Prompt:
How many lines hold the string "year"? Give only the number.

Given data:

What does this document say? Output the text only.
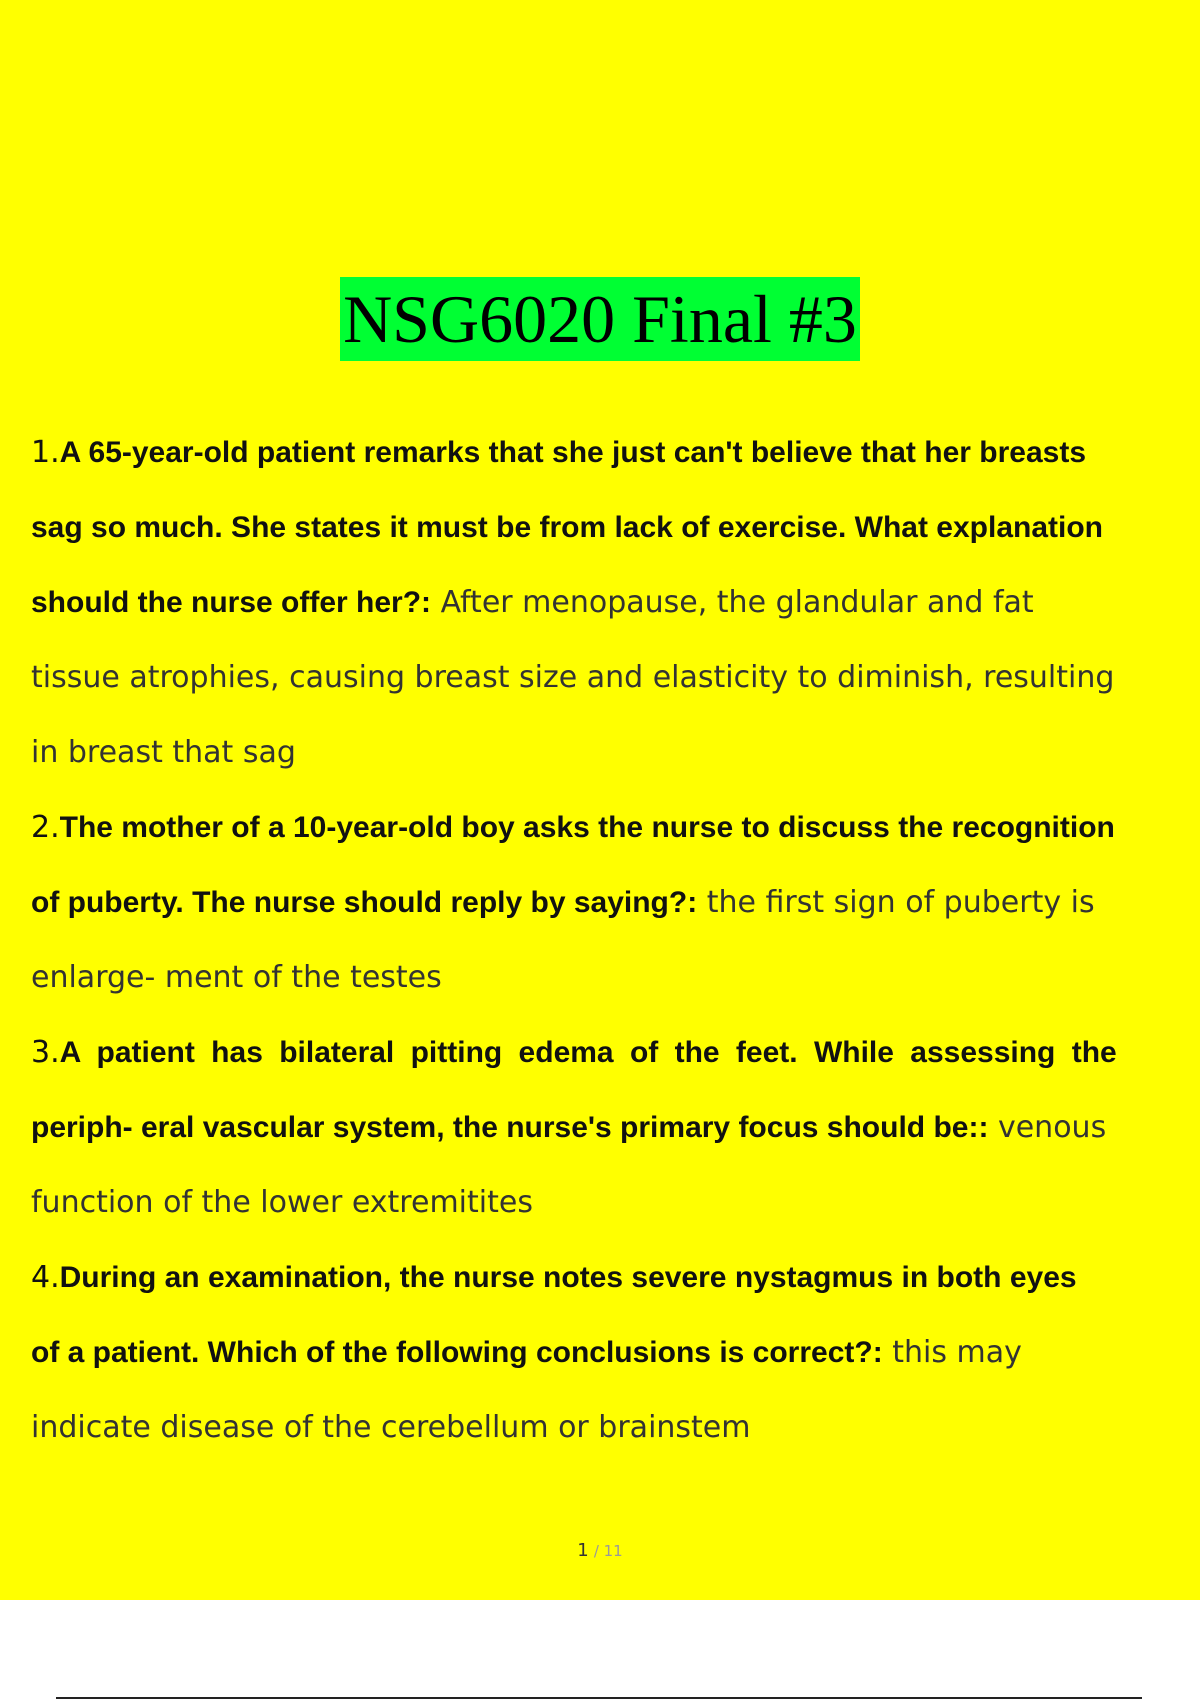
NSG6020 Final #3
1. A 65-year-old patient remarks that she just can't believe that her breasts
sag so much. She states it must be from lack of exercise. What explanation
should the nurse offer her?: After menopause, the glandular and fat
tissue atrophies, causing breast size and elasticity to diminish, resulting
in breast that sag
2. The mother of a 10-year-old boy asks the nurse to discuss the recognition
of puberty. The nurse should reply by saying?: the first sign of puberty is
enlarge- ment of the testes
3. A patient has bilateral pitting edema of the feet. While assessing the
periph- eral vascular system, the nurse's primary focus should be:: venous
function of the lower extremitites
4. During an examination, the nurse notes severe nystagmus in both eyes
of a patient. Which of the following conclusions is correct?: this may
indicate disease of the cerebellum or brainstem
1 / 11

---

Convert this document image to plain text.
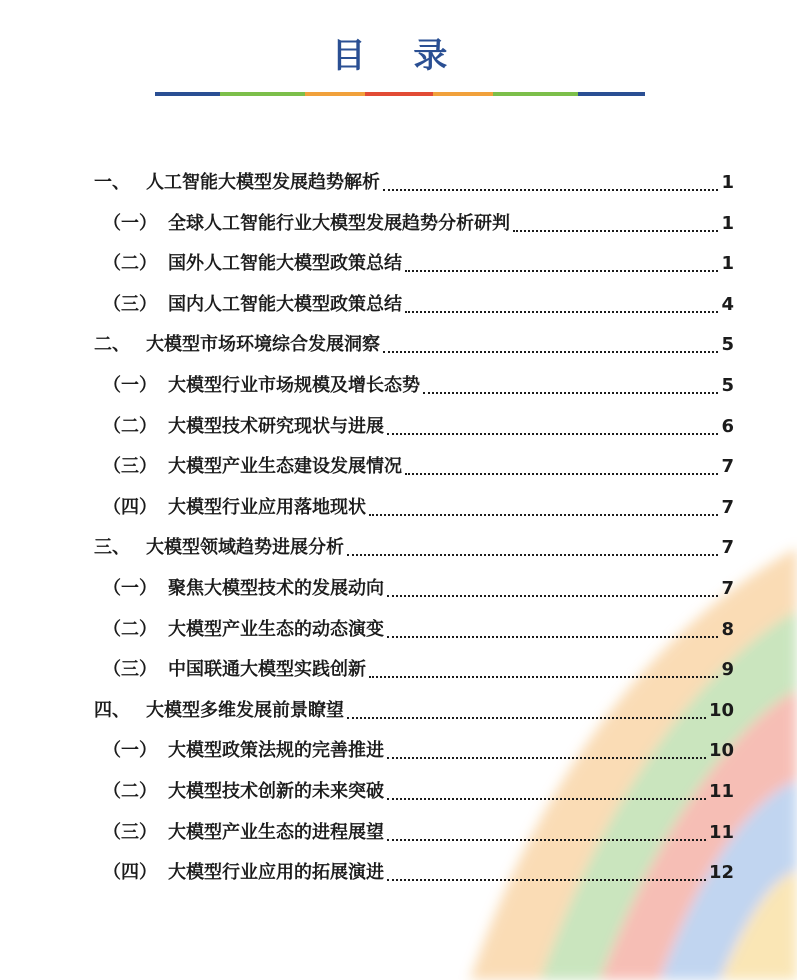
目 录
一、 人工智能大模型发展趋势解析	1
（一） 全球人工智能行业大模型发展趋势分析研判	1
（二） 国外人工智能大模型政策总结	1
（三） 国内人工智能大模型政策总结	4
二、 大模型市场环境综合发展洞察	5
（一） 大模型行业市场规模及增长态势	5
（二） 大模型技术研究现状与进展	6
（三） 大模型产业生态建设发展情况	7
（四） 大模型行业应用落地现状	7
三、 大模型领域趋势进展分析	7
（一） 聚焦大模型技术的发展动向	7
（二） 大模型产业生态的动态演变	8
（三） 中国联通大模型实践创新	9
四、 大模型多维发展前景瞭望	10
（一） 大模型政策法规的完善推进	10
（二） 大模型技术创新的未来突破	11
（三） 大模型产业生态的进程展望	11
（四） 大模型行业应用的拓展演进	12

Problem solution:
2